• _Input records_:
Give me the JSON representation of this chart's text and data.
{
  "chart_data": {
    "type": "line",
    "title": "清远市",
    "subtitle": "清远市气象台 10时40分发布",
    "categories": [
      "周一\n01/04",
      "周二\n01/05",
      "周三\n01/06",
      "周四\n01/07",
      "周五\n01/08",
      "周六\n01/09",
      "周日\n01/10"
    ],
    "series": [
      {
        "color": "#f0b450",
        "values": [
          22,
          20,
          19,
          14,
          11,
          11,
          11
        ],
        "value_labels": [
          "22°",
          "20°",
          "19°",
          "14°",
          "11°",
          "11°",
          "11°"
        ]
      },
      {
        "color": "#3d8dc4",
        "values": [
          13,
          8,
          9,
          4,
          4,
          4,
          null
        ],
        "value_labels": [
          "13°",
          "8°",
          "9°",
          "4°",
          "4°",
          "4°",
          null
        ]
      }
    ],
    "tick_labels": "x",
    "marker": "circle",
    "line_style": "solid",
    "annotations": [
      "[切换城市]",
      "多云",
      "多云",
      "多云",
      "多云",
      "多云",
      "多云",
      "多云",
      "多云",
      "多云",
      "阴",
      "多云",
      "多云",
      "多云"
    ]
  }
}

* * *

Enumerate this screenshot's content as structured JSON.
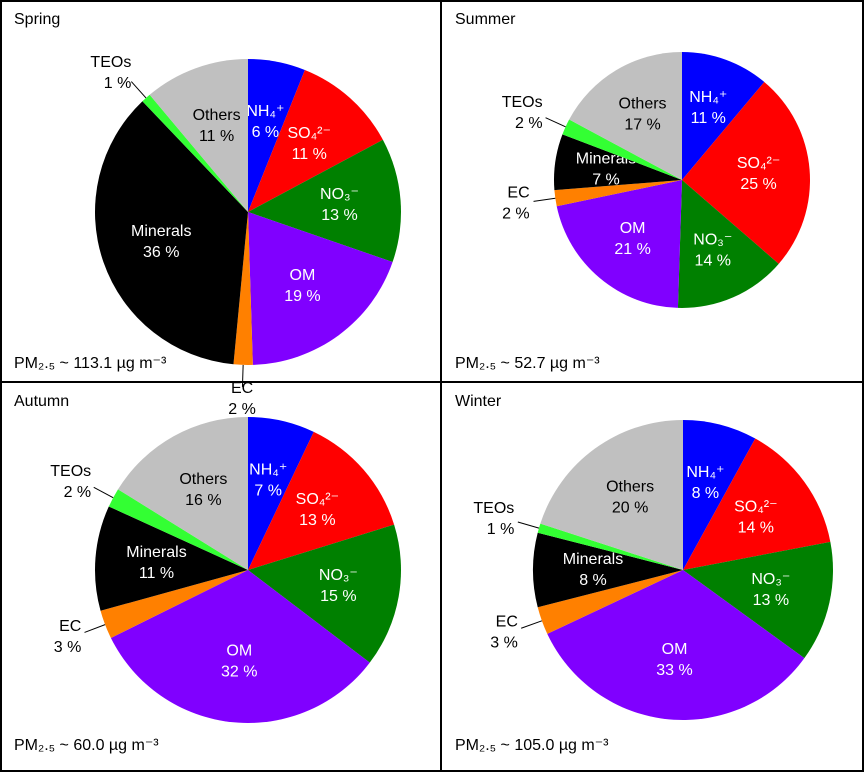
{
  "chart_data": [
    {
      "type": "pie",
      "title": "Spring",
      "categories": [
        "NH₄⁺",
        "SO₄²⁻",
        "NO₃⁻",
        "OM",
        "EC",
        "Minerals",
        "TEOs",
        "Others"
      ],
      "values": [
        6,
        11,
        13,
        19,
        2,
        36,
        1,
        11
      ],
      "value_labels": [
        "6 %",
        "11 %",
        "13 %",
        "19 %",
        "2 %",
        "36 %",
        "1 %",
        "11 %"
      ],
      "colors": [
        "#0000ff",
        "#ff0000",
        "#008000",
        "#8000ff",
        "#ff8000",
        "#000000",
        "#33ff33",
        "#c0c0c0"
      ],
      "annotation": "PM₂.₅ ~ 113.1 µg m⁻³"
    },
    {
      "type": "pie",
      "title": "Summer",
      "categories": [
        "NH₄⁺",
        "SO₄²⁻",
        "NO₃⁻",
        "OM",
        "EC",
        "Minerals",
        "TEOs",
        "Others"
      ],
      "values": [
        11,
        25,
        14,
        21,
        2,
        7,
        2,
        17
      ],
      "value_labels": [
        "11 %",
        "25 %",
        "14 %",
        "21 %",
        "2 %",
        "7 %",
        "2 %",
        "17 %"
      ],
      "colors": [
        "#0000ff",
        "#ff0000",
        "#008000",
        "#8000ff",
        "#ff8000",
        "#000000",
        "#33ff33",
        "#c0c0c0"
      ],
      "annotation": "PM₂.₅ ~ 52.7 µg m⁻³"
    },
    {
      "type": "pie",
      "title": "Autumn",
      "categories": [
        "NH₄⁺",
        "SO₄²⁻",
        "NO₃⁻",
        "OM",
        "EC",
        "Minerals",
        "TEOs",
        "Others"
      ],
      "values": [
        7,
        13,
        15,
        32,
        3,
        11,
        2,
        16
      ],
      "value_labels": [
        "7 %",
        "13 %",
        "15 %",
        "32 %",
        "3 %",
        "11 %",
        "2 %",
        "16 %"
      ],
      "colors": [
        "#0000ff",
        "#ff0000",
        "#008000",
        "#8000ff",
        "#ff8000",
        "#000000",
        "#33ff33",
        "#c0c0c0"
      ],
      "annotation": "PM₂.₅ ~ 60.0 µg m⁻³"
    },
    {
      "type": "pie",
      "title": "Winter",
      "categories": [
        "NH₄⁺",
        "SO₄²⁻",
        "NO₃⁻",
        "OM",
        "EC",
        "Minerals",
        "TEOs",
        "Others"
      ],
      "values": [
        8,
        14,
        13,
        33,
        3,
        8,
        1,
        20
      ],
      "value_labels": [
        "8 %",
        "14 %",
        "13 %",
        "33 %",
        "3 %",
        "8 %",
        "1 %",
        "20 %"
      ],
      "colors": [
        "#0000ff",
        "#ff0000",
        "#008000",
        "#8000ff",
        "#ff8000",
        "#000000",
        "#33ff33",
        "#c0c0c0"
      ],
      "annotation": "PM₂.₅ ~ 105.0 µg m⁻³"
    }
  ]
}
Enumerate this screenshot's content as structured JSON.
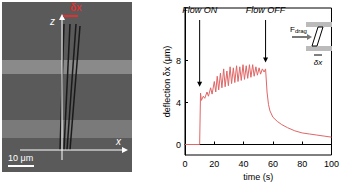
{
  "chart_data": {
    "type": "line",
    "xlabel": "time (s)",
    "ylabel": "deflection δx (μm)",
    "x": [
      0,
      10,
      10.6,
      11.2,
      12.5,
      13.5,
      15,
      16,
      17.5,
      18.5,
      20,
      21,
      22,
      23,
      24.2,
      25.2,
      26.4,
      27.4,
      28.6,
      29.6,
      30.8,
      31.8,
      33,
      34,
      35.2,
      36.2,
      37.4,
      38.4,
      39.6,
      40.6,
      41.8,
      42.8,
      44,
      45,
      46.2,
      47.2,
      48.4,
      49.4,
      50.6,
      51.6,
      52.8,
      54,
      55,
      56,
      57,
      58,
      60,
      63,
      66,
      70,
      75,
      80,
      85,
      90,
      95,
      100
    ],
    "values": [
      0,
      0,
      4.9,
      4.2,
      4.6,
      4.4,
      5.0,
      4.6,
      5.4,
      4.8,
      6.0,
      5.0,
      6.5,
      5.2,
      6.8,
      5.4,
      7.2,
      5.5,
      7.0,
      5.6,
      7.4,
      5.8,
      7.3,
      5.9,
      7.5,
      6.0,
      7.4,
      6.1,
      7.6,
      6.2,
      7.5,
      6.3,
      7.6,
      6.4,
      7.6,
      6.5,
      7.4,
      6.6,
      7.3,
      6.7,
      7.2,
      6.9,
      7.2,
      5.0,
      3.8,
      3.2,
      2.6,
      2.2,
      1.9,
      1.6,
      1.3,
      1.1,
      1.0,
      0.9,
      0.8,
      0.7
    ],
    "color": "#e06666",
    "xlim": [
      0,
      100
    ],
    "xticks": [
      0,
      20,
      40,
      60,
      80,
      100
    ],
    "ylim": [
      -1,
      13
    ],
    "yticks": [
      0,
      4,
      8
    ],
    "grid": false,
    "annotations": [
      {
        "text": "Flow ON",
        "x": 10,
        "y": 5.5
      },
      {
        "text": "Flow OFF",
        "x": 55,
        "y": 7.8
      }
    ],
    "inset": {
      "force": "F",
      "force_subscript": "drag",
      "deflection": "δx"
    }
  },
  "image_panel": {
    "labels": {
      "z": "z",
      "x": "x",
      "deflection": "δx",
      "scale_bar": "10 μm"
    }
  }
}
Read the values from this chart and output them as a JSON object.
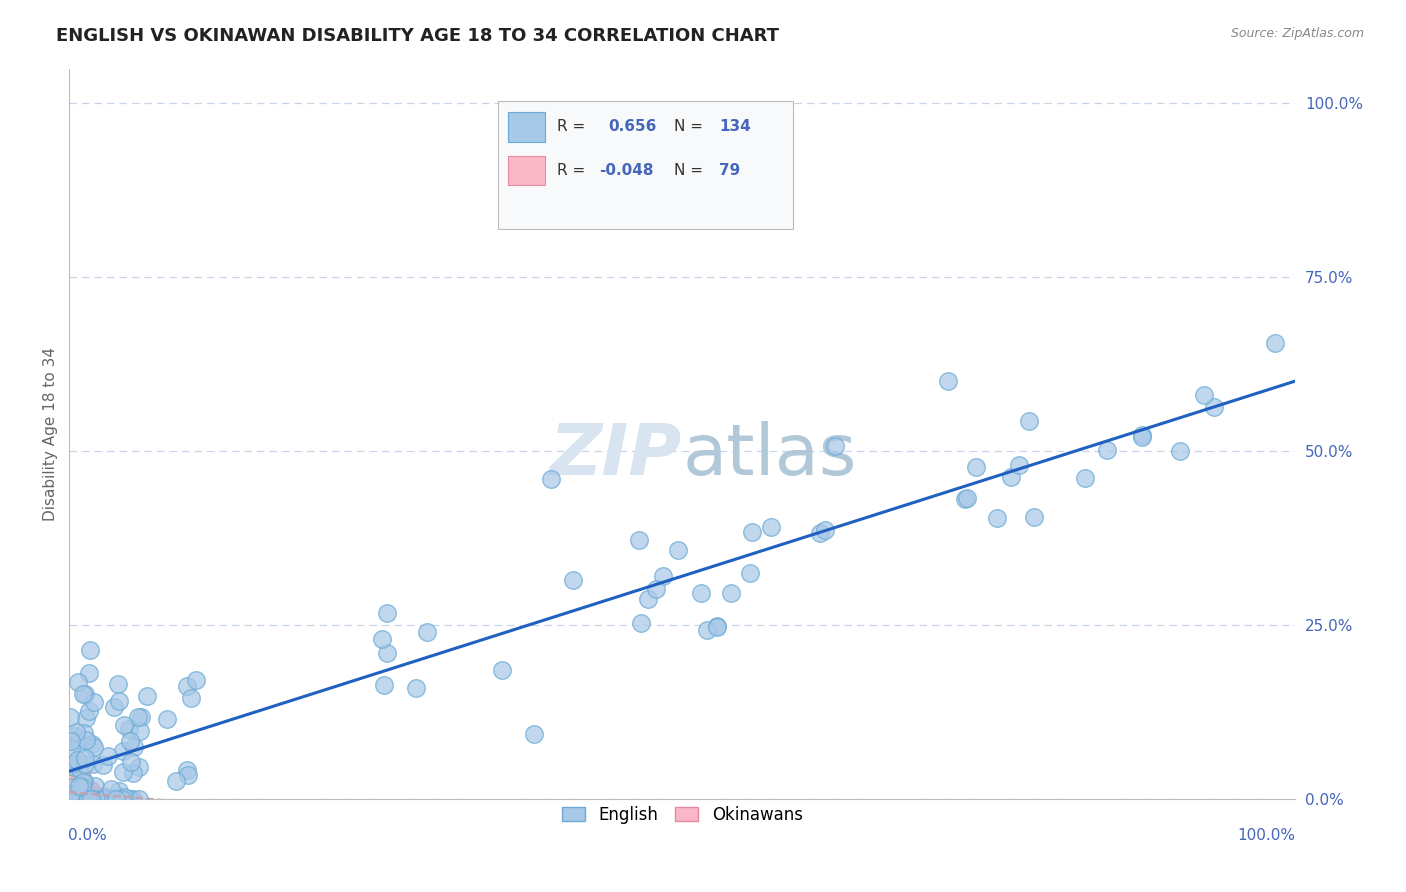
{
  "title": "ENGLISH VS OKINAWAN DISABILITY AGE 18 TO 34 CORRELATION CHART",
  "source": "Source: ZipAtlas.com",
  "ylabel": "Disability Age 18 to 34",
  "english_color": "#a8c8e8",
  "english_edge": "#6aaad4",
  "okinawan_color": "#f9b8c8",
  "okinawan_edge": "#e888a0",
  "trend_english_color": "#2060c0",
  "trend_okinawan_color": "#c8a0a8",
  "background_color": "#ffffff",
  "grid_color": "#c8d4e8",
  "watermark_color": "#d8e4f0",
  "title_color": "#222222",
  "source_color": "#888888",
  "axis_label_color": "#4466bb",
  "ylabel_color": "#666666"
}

• _Task to carry out_: Return every line of the preceding records in which the word "deflection" appears.

• _Answer to the exercise_:
    "ylabel": "deflection δx (μm)",
      "deflection": "δx"
      "deflection": "δx",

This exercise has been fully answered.